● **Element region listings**
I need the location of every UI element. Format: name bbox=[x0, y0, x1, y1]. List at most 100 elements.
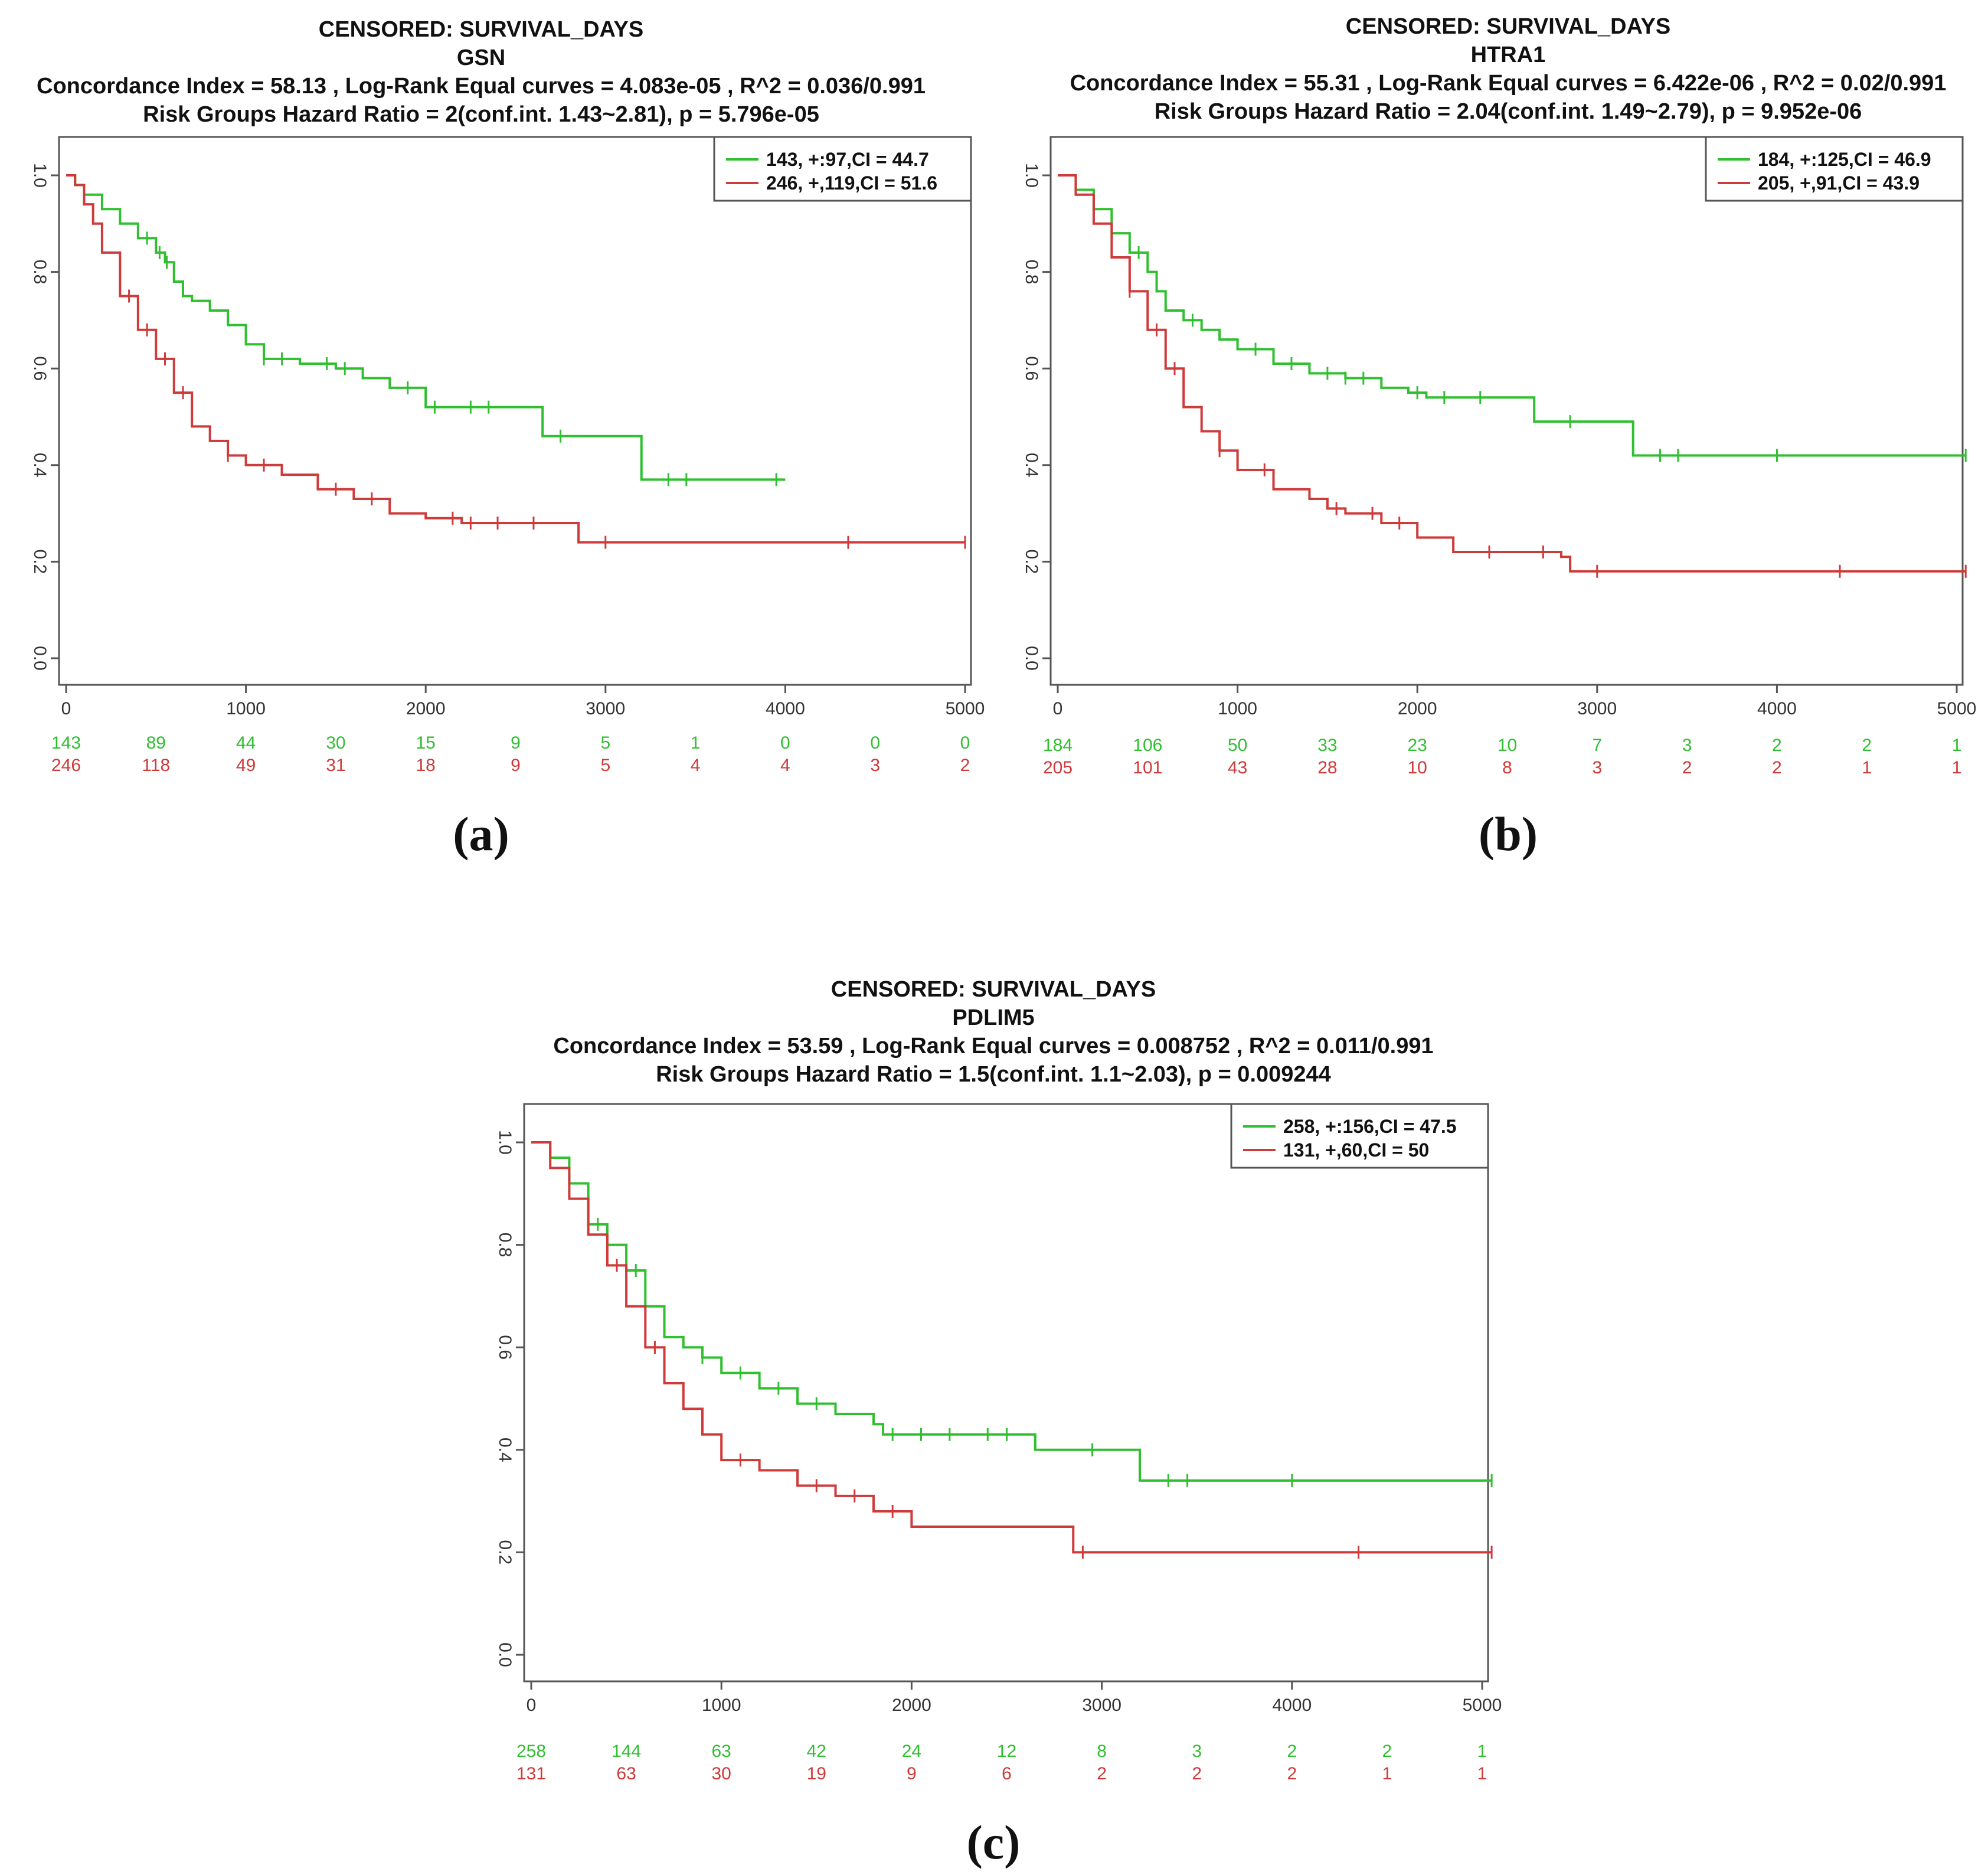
y-tick-label: 0.6 bbox=[30, 356, 50, 381]
risk-count-red: 3 bbox=[1592, 758, 1602, 778]
panel-label: (c) bbox=[966, 1815, 1020, 1869]
x-tick-label: 5000 bbox=[1463, 1696, 1502, 1715]
legend-entry: 246, +,119,CI = 51.6 bbox=[766, 172, 937, 194]
green-survival-curve bbox=[66, 174, 786, 481]
risk-count-green: 144 bbox=[612, 1742, 641, 1761]
chart-title-line: Concordance Index = 58.13 , Log-Rank Equ… bbox=[37, 74, 926, 99]
risk-count-green: 23 bbox=[1408, 736, 1427, 755]
risk-count-green: 106 bbox=[1133, 736, 1162, 755]
green-survival-curve bbox=[531, 1141, 1492, 1482]
legend-box bbox=[1230, 1103, 1489, 1169]
risk-count-green: 30 bbox=[326, 733, 345, 753]
red-survival-curve bbox=[66, 174, 965, 544]
x-tick-label: 1000 bbox=[702, 1696, 741, 1715]
y-tick-label: 0.2 bbox=[1022, 550, 1041, 574]
y-tick-label: 0.0 bbox=[1022, 646, 1041, 671]
x-tick-label: 1000 bbox=[1218, 699, 1257, 718]
risk-count-green: 1 bbox=[1952, 736, 1962, 755]
y-tick-label: 0.6 bbox=[495, 1335, 515, 1360]
risk-count-red: 3 bbox=[870, 756, 880, 775]
chart-title-line: Risk Groups Hazard Ratio = 2.04(conf.int… bbox=[1155, 99, 1862, 124]
plot-frame bbox=[1049, 136, 1964, 686]
risk-count-green: 33 bbox=[1317, 736, 1337, 755]
risk-count-red: 10 bbox=[1408, 758, 1427, 778]
y-tick-label: 0.0 bbox=[30, 646, 50, 671]
x-tick-label: 3000 bbox=[586, 699, 625, 718]
x-tick-label: 4000 bbox=[766, 699, 805, 718]
risk-count-red: 131 bbox=[516, 1764, 546, 1783]
risk-count-red: 8 bbox=[1502, 758, 1512, 778]
x-tick-label: 4000 bbox=[1757, 699, 1797, 718]
risk-count-red: 2 bbox=[1097, 1764, 1107, 1783]
risk-count-red: 4 bbox=[780, 756, 790, 775]
risk-count-green: 2 bbox=[1772, 736, 1782, 755]
risk-count-red: 30 bbox=[712, 1764, 731, 1783]
chart-title-line: Concordance Index = 53.59 , Log-Rank Equ… bbox=[553, 1034, 1433, 1059]
risk-count-green: 12 bbox=[997, 1742, 1016, 1761]
risk-count-green: 3 bbox=[1192, 1742, 1202, 1761]
y-tick-label: 1.0 bbox=[1022, 163, 1041, 188]
x-tick-label: 2000 bbox=[892, 1696, 931, 1715]
red-survival-curve bbox=[1058, 174, 1966, 573]
x-tick-label: 3000 bbox=[1082, 1696, 1121, 1715]
x-tick-label: 2000 bbox=[1398, 699, 1437, 718]
risk-count-red: 1 bbox=[1952, 758, 1962, 778]
risk-count-red: 6 bbox=[1002, 1764, 1012, 1783]
risk-count-green: 0 bbox=[960, 733, 970, 753]
panel-label: (a) bbox=[453, 807, 509, 861]
x-tick-label: 5000 bbox=[946, 699, 985, 718]
risk-count-green: 50 bbox=[1228, 736, 1247, 755]
risk-count-red: 2 bbox=[1192, 1764, 1202, 1783]
risk-count-red: 63 bbox=[616, 1764, 636, 1783]
chart-gene-title: GSN bbox=[457, 45, 505, 70]
risk-count-red: 31 bbox=[326, 756, 345, 775]
risk-count-green: 0 bbox=[780, 733, 790, 753]
risk-count-green: 3 bbox=[1682, 736, 1692, 755]
risk-count-green: 63 bbox=[712, 1742, 731, 1761]
risk-count-red: 49 bbox=[236, 756, 256, 775]
chart-title-line: CENSORED: SURVIVAL_DAYS bbox=[1346, 14, 1670, 39]
risk-count-red: 9 bbox=[511, 756, 521, 775]
risk-count-red: 18 bbox=[416, 756, 436, 775]
x-tick-label: 1000 bbox=[226, 699, 266, 718]
plot-frame bbox=[523, 1103, 1489, 1683]
chart-title-line: CENSORED: SURVIVAL_DAYS bbox=[319, 17, 643, 42]
risk-count-green: 10 bbox=[1497, 736, 1517, 755]
risk-count-green: 2 bbox=[1287, 1742, 1297, 1761]
survival-chart-panel-1: CENSORED: SURVIVAL_DAYS GSN Concordance In… bbox=[30, 17, 985, 861]
y-tick-label: 0.2 bbox=[495, 1540, 515, 1565]
legend-box bbox=[713, 136, 972, 202]
risk-count-red: 246 bbox=[51, 756, 81, 775]
risk-count-green: 1 bbox=[691, 733, 701, 753]
y-tick-label: 0.6 bbox=[1022, 356, 1041, 381]
risk-count-red: 4 bbox=[691, 756, 701, 775]
red-survival-curve bbox=[531, 1141, 1492, 1554]
x-tick-label: 0 bbox=[61, 699, 71, 718]
risk-count-green: 5 bbox=[600, 733, 610, 753]
risk-count-green: 1 bbox=[1477, 1742, 1487, 1761]
y-tick-label: 0.8 bbox=[1022, 260, 1041, 285]
legend-box bbox=[1705, 136, 1964, 202]
y-tick-label: 0.4 bbox=[1022, 453, 1041, 478]
y-tick-label: 0.8 bbox=[495, 1233, 515, 1257]
risk-count-red: 205 bbox=[1043, 758, 1073, 778]
x-tick-label: 0 bbox=[527, 1696, 537, 1715]
risk-count-green: 24 bbox=[902, 1742, 921, 1761]
risk-count-red: 1 bbox=[1477, 1764, 1487, 1783]
x-tick-label: 0 bbox=[1053, 699, 1063, 718]
risk-count-green: 0 bbox=[870, 733, 880, 753]
y-tick-label: 0.2 bbox=[30, 550, 50, 574]
risk-count-green: 2 bbox=[1862, 736, 1872, 755]
risk-count-green: 44 bbox=[236, 733, 256, 753]
risk-count-green: 2 bbox=[1382, 1742, 1392, 1761]
x-tick-label: 5000 bbox=[1937, 699, 1977, 718]
legend-entry: 131, +,60,CI = 50 bbox=[1283, 1139, 1429, 1161]
y-tick-label: 1.0 bbox=[30, 163, 50, 188]
risk-count-green: 258 bbox=[516, 1742, 546, 1761]
panel-label: (b) bbox=[1479, 807, 1538, 861]
risk-count-green: 42 bbox=[807, 1742, 826, 1761]
risk-count-red: 5 bbox=[600, 756, 610, 775]
risk-count-green: 7 bbox=[1592, 736, 1602, 755]
risk-count-green: 9 bbox=[511, 733, 521, 753]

● **Aim of the task**
Write out the items again, changing each "x-tick-label" to "x-axis-tick" and leaving everything else as it is. Don't include the pictures.

● **Final result**
I need the location of every UI element. Format: name bbox=[x0, y0, x1, y1]. List at most 100 elements.
y-tick-label: 0.6 bbox=[30, 356, 50, 381]
risk-count-red: 3 bbox=[1592, 758, 1602, 778]
panel-label: (c) bbox=[966, 1815, 1020, 1869]
x-axis-tick: 5000 bbox=[1463, 1696, 1502, 1715]
legend-entry: 246, +,119,CI = 51.6 bbox=[766, 172, 937, 194]
green-survival-curve bbox=[66, 174, 786, 481]
risk-count-green: 144 bbox=[612, 1742, 641, 1761]
chart-title-line: Concordance Index = 58.13 , Log-Rank Equ… bbox=[37, 74, 926, 99]
risk-count-green: 23 bbox=[1408, 736, 1427, 755]
risk-count-green: 106 bbox=[1133, 736, 1162, 755]
green-survival-curve bbox=[531, 1141, 1492, 1482]
legend-box bbox=[1230, 1103, 1489, 1169]
risk-count-green: 30 bbox=[326, 733, 345, 753]
red-survival-curve bbox=[66, 174, 965, 544]
x-axis-tick: 1000 bbox=[702, 1696, 741, 1715]
y-tick-label: 0.2 bbox=[1022, 550, 1041, 574]
y-tick-label: 0.0 bbox=[1022, 646, 1041, 671]
x-axis-tick: 1000 bbox=[1218, 699, 1257, 718]
risk-count-green: 1 bbox=[1952, 736, 1962, 755]
y-tick-label: 0.6 bbox=[495, 1335, 515, 1360]
risk-count-red: 3 bbox=[870, 756, 880, 775]
chart-title-line: Risk Groups Hazard Ratio = 2.04(conf.int… bbox=[1155, 99, 1862, 124]
plot-frame bbox=[1049, 136, 1964, 686]
risk-count-green: 33 bbox=[1317, 736, 1337, 755]
risk-count-red: 10 bbox=[1408, 758, 1427, 778]
y-tick-label: 0.0 bbox=[30, 646, 50, 671]
x-axis-tick: 3000 bbox=[586, 699, 625, 718]
x-axis-tick: 4000 bbox=[766, 699, 805, 718]
risk-count-red: 131 bbox=[516, 1764, 546, 1783]
risk-count-red: 8 bbox=[1502, 758, 1512, 778]
x-axis-tick: 4000 bbox=[1757, 699, 1797, 718]
risk-count-red: 2 bbox=[1097, 1764, 1107, 1783]
risk-count-red: 4 bbox=[780, 756, 790, 775]
risk-count-green: 2 bbox=[1772, 736, 1782, 755]
risk-count-red: 30 bbox=[712, 1764, 731, 1783]
chart-title-line: Concordance Index = 53.59 , Log-Rank Equ… bbox=[553, 1034, 1433, 1059]
risk-count-green: 12 bbox=[997, 1742, 1016, 1761]
risk-count-green: 3 bbox=[1192, 1742, 1202, 1761]
y-tick-label: 1.0 bbox=[1022, 163, 1041, 188]
x-axis-tick: 2000 bbox=[892, 1696, 931, 1715]
red-survival-curve bbox=[1058, 174, 1966, 573]
x-axis-tick: 3000 bbox=[1082, 1696, 1121, 1715]
x-axis-tick: 2000 bbox=[1398, 699, 1437, 718]
risk-count-red: 1 bbox=[1952, 758, 1962, 778]
risk-count-red: 6 bbox=[1002, 1764, 1012, 1783]
risk-count-green: 0 bbox=[960, 733, 970, 753]
panel-label: (a) bbox=[453, 807, 509, 861]
x-axis-tick: 5000 bbox=[946, 699, 985, 718]
risk-count-green: 50 bbox=[1228, 736, 1247, 755]
risk-count-red: 2 bbox=[1192, 1764, 1202, 1783]
risk-count-red: 63 bbox=[616, 1764, 636, 1783]
chart-gene-title: GSN bbox=[457, 45, 505, 70]
risk-count-red: 31 bbox=[326, 756, 345, 775]
risk-count-green: 0 bbox=[780, 733, 790, 753]
risk-count-green: 3 bbox=[1682, 736, 1692, 755]
risk-count-green: 63 bbox=[712, 1742, 731, 1761]
risk-count-red: 49 bbox=[236, 756, 256, 775]
chart-title-line: CENSORED: SURVIVAL_DAYS bbox=[1346, 14, 1670, 39]
risk-count-red: 9 bbox=[511, 756, 521, 775]
risk-count-red: 18 bbox=[416, 756, 436, 775]
x-axis-tick: 1000 bbox=[226, 699, 266, 718]
plot-frame bbox=[523, 1103, 1489, 1683]
chart-title-line: CENSORED: SURVIVAL_DAYS bbox=[319, 17, 643, 42]
risk-count-green: 10 bbox=[1497, 736, 1517, 755]
risk-count-green: 2 bbox=[1287, 1742, 1297, 1761]
survival-chart-panel-1: CENSORED: SURVIVAL_DAYS GSN Concordance In… bbox=[30, 17, 985, 861]
y-tick-label: 0.2 bbox=[495, 1540, 515, 1565]
legend-box bbox=[713, 136, 972, 202]
risk-count-red: 246 bbox=[51, 756, 81, 775]
risk-count-green: 1 bbox=[691, 733, 701, 753]
y-tick-label: 0.6 bbox=[1022, 356, 1041, 381]
risk-count-red: 4 bbox=[691, 756, 701, 775]
red-survival-curve bbox=[531, 1141, 1492, 1554]
x-axis-tick: 0 bbox=[61, 699, 71, 718]
risk-count-green: 5 bbox=[600, 733, 610, 753]
risk-count-green: 1 bbox=[1477, 1742, 1487, 1761]
y-tick-label: 0.8 bbox=[1022, 260, 1041, 285]
legend-box bbox=[1705, 136, 1964, 202]
y-tick-label: 0.4 bbox=[1022, 453, 1041, 478]
y-tick-label: 0.8 bbox=[495, 1233, 515, 1257]
risk-count-red: 205 bbox=[1043, 758, 1073, 778]
x-axis-tick: 0 bbox=[527, 1696, 537, 1715]
risk-count-green: 24 bbox=[902, 1742, 921, 1761]
risk-count-red: 1 bbox=[1477, 1764, 1487, 1783]
x-axis-tick: 0 bbox=[1053, 699, 1063, 718]
risk-count-green: 0 bbox=[870, 733, 880, 753]
y-tick-label: 0.2 bbox=[30, 550, 50, 574]
risk-count-green: 2 bbox=[1862, 736, 1872, 755]
risk-count-green: 44 bbox=[236, 733, 256, 753]
risk-count-green: 2 bbox=[1382, 1742, 1392, 1761]
x-axis-tick: 5000 bbox=[1937, 699, 1977, 718]
legend-entry: 131, +,60,CI = 50 bbox=[1283, 1139, 1429, 1161]
y-tick-label: 1.0 bbox=[30, 163, 50, 188]
risk-count-green: 258 bbox=[516, 1742, 546, 1761]
panel-label: (b) bbox=[1479, 807, 1538, 861]
risk-count-green: 42 bbox=[807, 1742, 826, 1761]
risk-count-red: 5 bbox=[600, 756, 610, 775]
risk-count-green: 7 bbox=[1592, 736, 1602, 755]
risk-count-green: 9 bbox=[511, 733, 521, 753]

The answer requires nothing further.